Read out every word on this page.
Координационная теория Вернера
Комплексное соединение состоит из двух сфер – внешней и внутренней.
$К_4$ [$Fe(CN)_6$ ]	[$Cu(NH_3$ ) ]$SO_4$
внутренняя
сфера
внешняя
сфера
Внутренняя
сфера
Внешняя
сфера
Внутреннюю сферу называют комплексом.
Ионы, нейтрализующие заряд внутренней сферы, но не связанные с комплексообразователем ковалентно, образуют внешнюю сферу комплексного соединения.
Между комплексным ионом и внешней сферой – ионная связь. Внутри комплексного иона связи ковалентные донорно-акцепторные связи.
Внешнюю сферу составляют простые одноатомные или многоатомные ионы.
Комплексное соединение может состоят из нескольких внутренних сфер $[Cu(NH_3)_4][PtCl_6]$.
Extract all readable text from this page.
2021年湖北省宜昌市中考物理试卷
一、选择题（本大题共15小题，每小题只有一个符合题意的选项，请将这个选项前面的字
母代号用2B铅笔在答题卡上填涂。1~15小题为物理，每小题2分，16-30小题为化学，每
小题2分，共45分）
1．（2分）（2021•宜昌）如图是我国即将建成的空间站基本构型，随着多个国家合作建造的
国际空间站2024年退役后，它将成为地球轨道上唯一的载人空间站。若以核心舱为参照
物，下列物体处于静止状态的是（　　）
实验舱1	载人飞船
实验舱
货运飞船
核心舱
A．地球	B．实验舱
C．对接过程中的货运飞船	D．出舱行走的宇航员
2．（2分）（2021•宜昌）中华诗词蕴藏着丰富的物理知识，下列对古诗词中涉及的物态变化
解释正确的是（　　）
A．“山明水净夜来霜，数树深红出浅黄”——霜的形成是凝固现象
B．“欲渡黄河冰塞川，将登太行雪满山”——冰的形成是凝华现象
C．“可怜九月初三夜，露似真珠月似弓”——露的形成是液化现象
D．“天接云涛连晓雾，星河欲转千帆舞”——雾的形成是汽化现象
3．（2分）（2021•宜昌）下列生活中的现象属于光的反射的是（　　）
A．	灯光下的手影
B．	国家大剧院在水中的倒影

What is asked: Begin with the line that contains "Extract all readable text from this page." and quote each line after it exactly, stopping after the last line of the data.

Written solution:
Extract all readable text from this page.
2021年湖北省宜昌市中考物理试卷
一、选择题（本大题共15小题，每小题只有一个符合题意的选项，请将这个选项前面的字
母代号用2B铅笔在答题卡上填涂。1~15小题为物理，每小题2分，16-30小题为化学，每
小题2分，共45分）
1．（2分）（2021•宜昌）如图是我国即将建成的空间站基本构型，随着多个国家合作建造的
国际空间站2024年退役后，它将成为地球轨道上唯一的载人空间站。若以核心舱为参照
物，下列物体处于静止状态的是（　　）
实验舱1	载人飞船
实验舱
货运飞船
核心舱
A．地球	B．实验舱
C．对接过程中的货运飞船	D．出舱行走的宇航员
2．（2分）（2021•宜昌）中华诗词蕴藏着丰富的物理知识，下列对古诗词中涉及的物态变化
解释正确的是（　　）
A．“山明水净夜来霜，数树深红出浅黄”——霜的形成是凝固现象
B．“欲渡黄河冰塞川，将登太行雪满山”——冰的形成是凝华现象
C．“可怜九月初三夜，露似真珠月似弓”——露的形成是液化现象
D．“天接云涛连晓雾，星河欲转千帆舞”——雾的形成是汽化现象
3．（2分）（2021•宜昌）下列生活中的现象属于光的反射的是（　　）
A．	灯光下的手影
B．	国家大剧院在水中的倒影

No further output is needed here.